Wherever a line holds the word "HOTN", copy that line out.

----- Dataset records

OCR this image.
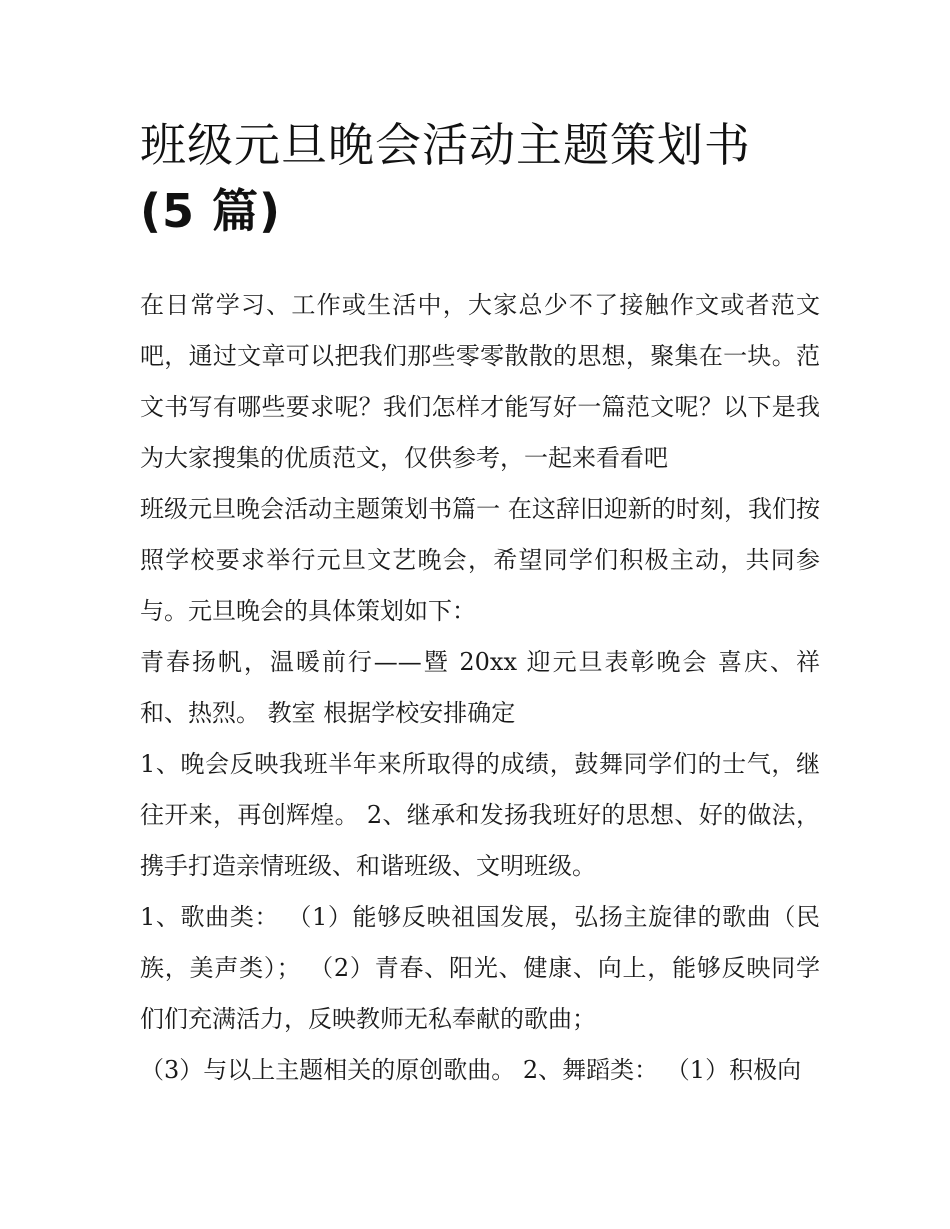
班级元旦晚会活动主题策划书
(5 篇)

在日常学习、工作或生活中，大家总少不了接触作文或者范文吧，通过文章可以把我们那些零零散散的思想，聚集在一块。范文书写有哪些要求呢？我们怎样才能写好一篇范文呢？以下是我为大家搜集的优质范文，仅供参考，一起来看看吧

班级元旦晚会活动主题策划书篇一 在这辞旧迎新的时刻，我们按照学校要求举行元旦文艺晚会，希望同学们积极主动，共同参与。元旦晚会的具体策划如下：

青春扬帆，温暖前行——暨 20xx 迎元旦表彰晚会 喜庆、祥和、热烈。 教室 根据学校安排确定

1、晚会反映我班半年来所取得的成绩，鼓舞同学们的士气，继往开来，再创辉煌。 2、继承和发扬我班好的思想、好的做法，携手打造亲情班级、和谐班级、文明班级。

1、歌曲类： （1）能够反映祖国发展，弘扬主旋律的歌曲（民族，美声类）； （2）青春、阳光、健康、向上，能够反映同学们们充满活力，反映教师无私奉献的歌曲；

（3）与以上主题相关的原创歌曲。 2、舞蹈类： （1）积极向
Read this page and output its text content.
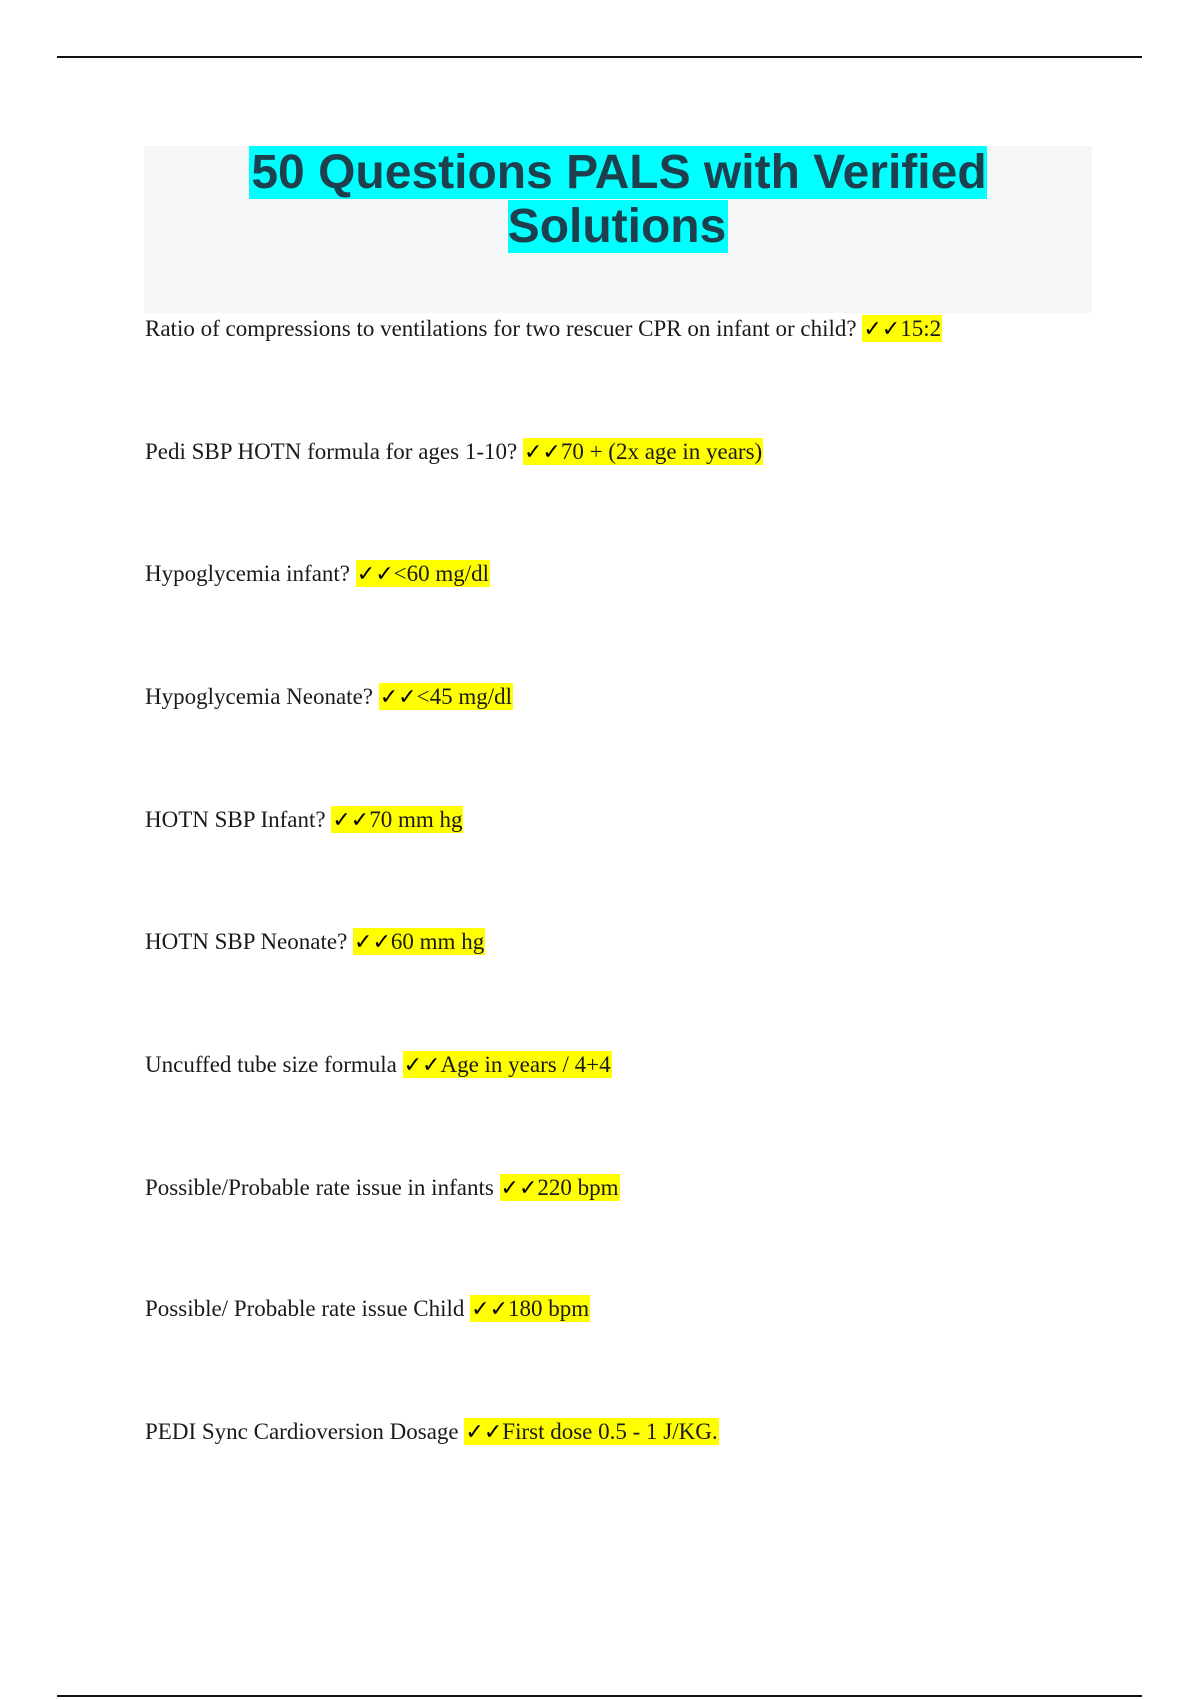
50 Questions PALS with Verified Solutions
Ratio of compressions to ventilations for two rescuer CPR on infant or child? ✓✓15:2
Pedi SBP HOTN formula for ages 1-10? ✓✓70 + (2x age in years)
Hypoglycemia infant? ✓✓<60 mg/dl
Hypoglycemia Neonate? ✓✓<45 mg/dl
HOTN SBP Infant? ✓✓70 mm hg
HOTN SBP Neonate? ✓✓60 mm hg
Uncuffed tube size formula ✓✓Age in years / 4+4
Possible/Probable rate issue in infants ✓✓220 bpm
Possible/ Probable rate issue Child ✓✓180 bpm
PEDI Sync Cardioversion Dosage ✓✓First dose 0.5 - 1 J/KG.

----------

--- Final result ---
Pedi SBP HOTN formula for ages 1-10? ✓✓70 + (2x age in years)
HOTN SBP Infant? ✓✓70 mm hg
HOTN SBP Neonate? ✓✓60 mm hg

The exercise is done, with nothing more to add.